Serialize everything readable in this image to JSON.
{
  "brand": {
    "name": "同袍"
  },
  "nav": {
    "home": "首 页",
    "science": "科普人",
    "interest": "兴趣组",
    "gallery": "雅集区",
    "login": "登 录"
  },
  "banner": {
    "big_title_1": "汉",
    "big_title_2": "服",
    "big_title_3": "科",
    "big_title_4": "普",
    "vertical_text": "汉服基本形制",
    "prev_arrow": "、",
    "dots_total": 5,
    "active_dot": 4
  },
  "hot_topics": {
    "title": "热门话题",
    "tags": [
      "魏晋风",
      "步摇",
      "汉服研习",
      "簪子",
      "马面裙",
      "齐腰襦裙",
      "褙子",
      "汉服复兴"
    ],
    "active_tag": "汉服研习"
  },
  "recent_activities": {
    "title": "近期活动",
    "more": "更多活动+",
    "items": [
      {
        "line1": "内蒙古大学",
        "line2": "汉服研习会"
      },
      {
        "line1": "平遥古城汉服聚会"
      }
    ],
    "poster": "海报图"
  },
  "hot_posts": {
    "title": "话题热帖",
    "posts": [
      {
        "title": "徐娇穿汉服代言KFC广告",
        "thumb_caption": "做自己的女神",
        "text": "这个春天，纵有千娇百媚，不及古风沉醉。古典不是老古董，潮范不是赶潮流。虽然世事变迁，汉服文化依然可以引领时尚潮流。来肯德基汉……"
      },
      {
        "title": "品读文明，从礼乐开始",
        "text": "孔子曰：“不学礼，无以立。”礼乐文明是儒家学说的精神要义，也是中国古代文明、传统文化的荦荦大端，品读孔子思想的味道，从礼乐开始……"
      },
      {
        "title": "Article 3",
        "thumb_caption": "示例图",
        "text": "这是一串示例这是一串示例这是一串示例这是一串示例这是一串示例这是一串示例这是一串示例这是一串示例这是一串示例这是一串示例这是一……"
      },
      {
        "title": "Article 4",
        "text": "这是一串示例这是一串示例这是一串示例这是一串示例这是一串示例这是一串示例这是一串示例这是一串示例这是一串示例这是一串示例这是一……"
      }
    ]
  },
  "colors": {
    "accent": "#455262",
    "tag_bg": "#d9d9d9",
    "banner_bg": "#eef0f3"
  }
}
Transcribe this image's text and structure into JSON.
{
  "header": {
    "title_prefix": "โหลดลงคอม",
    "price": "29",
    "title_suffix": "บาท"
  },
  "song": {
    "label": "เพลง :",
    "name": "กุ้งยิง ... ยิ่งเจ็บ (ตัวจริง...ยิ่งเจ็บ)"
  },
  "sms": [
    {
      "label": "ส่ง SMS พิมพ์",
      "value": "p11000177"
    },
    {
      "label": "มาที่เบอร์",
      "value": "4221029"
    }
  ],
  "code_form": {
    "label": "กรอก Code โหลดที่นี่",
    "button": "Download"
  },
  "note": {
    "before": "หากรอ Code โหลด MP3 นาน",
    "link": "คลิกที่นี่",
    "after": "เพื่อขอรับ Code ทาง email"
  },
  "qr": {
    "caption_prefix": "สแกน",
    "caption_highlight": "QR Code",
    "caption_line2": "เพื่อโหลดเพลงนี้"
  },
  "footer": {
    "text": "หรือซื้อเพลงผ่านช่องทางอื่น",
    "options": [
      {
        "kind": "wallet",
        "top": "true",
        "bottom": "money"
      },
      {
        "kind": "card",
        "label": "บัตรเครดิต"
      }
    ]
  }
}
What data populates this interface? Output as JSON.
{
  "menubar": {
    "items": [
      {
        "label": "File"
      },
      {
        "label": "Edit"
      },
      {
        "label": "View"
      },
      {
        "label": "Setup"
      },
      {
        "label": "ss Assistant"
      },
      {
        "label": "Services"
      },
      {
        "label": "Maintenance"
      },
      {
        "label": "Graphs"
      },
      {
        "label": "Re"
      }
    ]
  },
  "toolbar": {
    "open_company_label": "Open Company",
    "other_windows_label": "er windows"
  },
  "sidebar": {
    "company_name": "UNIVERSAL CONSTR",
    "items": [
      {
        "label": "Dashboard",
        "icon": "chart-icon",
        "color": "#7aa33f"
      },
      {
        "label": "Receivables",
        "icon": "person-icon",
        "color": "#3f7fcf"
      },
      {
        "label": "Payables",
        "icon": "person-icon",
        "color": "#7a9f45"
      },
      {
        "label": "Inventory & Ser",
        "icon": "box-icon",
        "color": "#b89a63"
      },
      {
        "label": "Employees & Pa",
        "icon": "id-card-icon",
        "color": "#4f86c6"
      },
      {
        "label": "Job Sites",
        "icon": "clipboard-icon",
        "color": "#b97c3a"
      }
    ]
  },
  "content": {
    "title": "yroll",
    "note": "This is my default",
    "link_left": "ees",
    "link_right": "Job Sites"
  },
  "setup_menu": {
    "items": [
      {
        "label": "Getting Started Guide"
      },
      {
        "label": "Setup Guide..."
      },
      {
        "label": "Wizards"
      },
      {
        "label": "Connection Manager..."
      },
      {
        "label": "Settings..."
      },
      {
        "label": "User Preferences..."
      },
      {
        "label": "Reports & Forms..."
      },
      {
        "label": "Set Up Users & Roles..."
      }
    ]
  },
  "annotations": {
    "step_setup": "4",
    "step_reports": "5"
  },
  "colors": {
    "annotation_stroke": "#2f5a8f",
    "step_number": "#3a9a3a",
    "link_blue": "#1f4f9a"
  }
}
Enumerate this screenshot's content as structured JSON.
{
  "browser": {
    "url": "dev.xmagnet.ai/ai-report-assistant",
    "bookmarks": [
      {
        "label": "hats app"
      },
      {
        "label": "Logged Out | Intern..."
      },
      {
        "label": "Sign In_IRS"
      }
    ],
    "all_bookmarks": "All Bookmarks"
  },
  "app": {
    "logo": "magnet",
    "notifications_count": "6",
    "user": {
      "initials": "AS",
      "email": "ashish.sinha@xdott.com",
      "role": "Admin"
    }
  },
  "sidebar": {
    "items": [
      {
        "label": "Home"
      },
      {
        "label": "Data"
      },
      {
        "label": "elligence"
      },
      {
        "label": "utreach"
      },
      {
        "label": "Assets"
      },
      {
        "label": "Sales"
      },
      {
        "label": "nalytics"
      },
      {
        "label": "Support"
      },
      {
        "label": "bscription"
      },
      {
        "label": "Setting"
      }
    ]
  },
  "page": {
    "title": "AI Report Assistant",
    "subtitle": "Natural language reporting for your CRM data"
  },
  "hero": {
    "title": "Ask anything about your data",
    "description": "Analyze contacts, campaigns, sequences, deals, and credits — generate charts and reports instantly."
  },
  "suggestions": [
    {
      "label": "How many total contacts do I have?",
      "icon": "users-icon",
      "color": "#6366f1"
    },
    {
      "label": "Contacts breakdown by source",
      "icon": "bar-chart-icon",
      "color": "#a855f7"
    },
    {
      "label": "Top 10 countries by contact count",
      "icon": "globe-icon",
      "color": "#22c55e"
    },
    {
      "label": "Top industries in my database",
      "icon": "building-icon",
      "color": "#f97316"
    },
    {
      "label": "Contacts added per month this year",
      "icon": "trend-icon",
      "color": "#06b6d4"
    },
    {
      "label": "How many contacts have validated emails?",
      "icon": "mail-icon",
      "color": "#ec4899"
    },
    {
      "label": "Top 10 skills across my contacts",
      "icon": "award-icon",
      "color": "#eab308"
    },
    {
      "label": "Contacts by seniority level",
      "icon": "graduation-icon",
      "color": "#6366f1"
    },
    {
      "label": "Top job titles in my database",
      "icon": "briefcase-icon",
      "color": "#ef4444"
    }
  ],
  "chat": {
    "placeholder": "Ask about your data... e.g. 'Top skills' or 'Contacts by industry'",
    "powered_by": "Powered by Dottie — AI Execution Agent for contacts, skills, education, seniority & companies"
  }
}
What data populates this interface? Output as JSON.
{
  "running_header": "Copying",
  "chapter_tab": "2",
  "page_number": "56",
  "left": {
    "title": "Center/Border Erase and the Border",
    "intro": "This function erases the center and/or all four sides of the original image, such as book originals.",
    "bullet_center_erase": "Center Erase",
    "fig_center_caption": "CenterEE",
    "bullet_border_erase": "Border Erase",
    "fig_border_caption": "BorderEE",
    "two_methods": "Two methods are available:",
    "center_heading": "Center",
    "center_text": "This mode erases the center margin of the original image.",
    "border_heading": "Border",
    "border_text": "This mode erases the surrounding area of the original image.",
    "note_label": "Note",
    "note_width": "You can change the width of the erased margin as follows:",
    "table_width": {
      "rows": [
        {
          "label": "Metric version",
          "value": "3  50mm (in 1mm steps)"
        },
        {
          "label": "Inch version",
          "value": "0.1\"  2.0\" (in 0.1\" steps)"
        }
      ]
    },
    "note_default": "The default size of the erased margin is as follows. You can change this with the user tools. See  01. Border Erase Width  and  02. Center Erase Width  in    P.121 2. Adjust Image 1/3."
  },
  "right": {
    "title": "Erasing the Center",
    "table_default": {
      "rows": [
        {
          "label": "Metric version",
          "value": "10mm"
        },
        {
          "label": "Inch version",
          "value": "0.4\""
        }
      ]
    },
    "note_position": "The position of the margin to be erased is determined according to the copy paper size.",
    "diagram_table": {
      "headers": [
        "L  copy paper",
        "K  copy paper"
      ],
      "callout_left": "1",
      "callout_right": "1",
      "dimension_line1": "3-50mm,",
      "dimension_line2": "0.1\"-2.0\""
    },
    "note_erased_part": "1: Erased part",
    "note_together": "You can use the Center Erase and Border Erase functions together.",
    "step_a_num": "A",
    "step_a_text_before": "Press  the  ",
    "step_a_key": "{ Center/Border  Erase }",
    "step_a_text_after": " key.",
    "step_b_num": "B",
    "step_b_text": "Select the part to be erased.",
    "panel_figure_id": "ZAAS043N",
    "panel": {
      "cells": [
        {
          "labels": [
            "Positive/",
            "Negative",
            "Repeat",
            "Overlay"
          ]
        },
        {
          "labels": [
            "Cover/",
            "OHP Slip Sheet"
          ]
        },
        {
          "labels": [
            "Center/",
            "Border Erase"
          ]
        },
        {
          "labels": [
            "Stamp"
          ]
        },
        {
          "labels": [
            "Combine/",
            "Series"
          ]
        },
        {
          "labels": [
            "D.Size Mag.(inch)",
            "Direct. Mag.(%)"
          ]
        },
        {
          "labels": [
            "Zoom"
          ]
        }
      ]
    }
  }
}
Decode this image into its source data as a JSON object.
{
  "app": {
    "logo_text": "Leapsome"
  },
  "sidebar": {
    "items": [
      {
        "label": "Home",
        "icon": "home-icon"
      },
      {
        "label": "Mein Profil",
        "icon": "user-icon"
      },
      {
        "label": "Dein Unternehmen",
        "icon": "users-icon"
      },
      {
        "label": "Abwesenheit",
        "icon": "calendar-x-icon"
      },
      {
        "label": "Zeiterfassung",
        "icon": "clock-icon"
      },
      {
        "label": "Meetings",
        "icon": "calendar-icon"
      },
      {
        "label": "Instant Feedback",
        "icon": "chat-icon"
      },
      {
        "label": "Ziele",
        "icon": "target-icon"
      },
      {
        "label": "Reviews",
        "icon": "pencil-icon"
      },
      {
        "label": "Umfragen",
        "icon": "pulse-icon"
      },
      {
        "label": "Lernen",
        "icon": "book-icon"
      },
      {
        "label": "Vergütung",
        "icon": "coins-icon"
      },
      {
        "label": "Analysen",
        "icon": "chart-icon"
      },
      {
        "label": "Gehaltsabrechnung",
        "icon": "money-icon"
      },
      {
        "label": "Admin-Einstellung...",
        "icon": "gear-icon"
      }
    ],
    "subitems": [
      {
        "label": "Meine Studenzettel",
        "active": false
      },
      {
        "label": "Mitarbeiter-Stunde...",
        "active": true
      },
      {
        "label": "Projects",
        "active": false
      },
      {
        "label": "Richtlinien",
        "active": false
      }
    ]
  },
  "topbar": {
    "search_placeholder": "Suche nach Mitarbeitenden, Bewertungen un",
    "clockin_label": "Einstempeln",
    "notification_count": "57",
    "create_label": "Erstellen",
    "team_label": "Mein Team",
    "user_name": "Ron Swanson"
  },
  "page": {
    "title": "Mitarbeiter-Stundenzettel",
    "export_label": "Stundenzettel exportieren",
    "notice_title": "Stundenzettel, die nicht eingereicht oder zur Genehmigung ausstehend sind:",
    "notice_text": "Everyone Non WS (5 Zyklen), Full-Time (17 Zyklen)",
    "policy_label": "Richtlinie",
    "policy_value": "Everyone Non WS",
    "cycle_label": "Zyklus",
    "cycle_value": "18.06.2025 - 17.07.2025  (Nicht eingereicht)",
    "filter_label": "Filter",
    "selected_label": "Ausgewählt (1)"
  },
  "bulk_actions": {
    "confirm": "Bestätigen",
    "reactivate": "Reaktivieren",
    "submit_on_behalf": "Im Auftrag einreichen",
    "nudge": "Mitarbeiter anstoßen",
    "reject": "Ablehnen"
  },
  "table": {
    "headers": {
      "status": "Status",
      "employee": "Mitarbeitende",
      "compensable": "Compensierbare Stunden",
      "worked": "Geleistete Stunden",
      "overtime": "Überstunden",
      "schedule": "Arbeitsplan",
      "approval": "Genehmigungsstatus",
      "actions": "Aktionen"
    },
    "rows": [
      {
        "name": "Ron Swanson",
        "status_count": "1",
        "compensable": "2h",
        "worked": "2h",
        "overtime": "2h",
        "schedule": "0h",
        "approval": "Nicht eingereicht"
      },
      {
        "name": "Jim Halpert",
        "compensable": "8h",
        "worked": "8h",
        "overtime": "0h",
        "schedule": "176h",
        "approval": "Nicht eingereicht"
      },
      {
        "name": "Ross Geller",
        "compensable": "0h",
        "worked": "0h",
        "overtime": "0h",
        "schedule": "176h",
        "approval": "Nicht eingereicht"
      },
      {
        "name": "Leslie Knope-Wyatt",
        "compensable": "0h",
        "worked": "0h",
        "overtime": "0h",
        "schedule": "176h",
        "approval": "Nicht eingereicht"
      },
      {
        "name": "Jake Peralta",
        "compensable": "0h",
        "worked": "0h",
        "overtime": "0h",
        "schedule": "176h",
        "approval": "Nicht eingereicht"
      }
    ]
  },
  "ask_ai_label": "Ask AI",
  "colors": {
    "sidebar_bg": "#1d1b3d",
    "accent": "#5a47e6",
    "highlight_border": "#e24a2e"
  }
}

**YOUR INSTRUCTIONS**: Identify and list each line with the word "从礼乐开始".

**FINAL RESULT**:
        "title": "品读文明，从礼乐开始",
        "text": "孔子曰：“不学礼，无以立。”礼乐文明是儒家学说的精神要义，也是中国古代文明、传统文化的荦荦大端，品读孔子思想的味道，从礼乐开始……"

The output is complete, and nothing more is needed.